## Task list
a) Answer these questions from the transcript excerpt on autonomous vehicles, one answer per line:
(i) What company is John Diez the CEO of?
(ii) Besides OEMs, which two providers does Diez say his company has pilots in place with?
(iii) What does Diez say will need to change for the technology to really take hold?
b) Write out the transcript excerpt on autonomous vehicles word for word, from "I would think" up to and including "to catch up.".

___ Extract provided

A few years being what?

John Diez
CEO, Ryder System

Great question. We've been saying five years for each of the last five years.

Ken Hoexter
Managing Director, Bank of America

Right.

John Diez
CEO, Ryder System

I would think certainly five years is not out of the question. You're seeing on the passenger side more autonomous vehicles, so that will carry through for the commercial side. We do need regulation to catch up.

Ken Hoexter
Managing Director, Bank of America

Okay.

John Diez
CEO, Ryder System

For it to really take hold, you're gonna need to see regulation change. I think the technology, by and large, has seen evidence of improvement, evidence of success. In select applications, certainly, there's good activity. We have partnered up with a number of providers, both OEMs with their autonomous platforms, as well as other providers like Gatik and Aurora that we have pilots in place. We are seeing the technology improve over time, but clearly there's still a little bit of ways to go before we see that in the marketplace.

Ken Hoexter
Managing Director, Bank of America

Does seem like we're moving from theoretical to partial reality.

John Diez
CEO, Ryder System

Yes.

______
___ Given records

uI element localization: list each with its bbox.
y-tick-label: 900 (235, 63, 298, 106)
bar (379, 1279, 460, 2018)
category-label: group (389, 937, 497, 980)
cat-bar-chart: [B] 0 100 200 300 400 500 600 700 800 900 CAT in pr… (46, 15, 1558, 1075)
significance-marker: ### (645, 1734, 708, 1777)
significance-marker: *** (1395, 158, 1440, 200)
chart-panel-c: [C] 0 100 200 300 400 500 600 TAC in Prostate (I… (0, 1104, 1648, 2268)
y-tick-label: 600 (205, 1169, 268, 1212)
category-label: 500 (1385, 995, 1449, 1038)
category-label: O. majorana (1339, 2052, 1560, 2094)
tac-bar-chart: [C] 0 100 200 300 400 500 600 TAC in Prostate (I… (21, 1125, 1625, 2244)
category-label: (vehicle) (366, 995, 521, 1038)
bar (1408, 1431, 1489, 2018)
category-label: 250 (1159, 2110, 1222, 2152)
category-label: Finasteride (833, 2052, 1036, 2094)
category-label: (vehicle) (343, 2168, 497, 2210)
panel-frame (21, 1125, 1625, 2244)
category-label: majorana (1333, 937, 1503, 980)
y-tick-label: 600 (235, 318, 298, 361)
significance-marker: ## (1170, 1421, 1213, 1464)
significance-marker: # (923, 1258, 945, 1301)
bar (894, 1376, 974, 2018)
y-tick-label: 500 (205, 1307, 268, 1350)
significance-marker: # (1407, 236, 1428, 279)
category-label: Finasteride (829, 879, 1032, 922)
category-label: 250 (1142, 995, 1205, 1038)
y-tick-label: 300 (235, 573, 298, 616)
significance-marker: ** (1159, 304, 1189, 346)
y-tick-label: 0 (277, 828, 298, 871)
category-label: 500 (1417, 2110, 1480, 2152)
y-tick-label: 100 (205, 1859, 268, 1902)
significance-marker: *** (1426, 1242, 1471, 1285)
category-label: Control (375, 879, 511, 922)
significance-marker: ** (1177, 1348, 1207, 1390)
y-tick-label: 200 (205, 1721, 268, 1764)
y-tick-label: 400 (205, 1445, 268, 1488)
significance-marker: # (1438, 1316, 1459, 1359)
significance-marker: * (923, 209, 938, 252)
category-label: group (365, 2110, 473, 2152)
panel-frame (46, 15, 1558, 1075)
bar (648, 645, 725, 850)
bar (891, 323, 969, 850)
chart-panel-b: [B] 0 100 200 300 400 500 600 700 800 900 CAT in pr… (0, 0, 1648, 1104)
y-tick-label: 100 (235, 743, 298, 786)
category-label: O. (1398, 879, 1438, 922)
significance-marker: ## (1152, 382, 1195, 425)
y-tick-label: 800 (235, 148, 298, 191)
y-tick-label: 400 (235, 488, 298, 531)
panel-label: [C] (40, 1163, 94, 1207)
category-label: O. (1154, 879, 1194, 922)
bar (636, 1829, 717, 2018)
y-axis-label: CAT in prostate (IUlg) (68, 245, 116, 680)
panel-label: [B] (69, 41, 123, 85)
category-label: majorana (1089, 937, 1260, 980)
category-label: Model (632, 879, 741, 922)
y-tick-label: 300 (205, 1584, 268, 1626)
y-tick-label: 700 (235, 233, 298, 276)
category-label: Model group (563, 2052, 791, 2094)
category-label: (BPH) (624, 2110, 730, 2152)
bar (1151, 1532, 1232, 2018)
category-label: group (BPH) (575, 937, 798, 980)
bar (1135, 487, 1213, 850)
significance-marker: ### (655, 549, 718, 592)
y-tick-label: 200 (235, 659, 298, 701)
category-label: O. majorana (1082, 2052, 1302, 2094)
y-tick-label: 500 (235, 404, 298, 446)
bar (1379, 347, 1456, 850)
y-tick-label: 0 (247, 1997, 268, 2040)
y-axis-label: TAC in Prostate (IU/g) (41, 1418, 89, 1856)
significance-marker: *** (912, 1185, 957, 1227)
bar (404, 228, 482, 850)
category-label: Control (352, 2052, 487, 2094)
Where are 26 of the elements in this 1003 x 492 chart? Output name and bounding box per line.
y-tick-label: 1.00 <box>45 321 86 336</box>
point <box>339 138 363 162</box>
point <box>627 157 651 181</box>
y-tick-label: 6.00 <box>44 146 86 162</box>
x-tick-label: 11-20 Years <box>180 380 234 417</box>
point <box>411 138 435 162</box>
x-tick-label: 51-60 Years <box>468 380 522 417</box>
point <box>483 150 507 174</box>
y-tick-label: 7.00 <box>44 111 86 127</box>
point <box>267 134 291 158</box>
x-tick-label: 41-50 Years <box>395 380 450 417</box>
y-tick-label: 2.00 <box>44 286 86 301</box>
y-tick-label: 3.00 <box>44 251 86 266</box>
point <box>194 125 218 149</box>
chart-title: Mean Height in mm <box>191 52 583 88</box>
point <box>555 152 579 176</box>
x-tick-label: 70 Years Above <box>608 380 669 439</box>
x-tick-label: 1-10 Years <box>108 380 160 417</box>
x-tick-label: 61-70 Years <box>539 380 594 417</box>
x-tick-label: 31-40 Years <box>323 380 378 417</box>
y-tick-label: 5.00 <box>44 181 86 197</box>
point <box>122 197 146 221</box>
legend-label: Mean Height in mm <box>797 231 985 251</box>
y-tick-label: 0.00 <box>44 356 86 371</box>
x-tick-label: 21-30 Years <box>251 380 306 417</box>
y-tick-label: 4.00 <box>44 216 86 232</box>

______

## Exercise responses
a)
(i) Ryder System
(ii) Gatik and Aurora
(iii) Regulation

b)
I would think certainly five years is not out of the question. You're seeing on the passenger side more autonomous vehicles, so that will carry through for the commercial side. We do need regulation to catch up.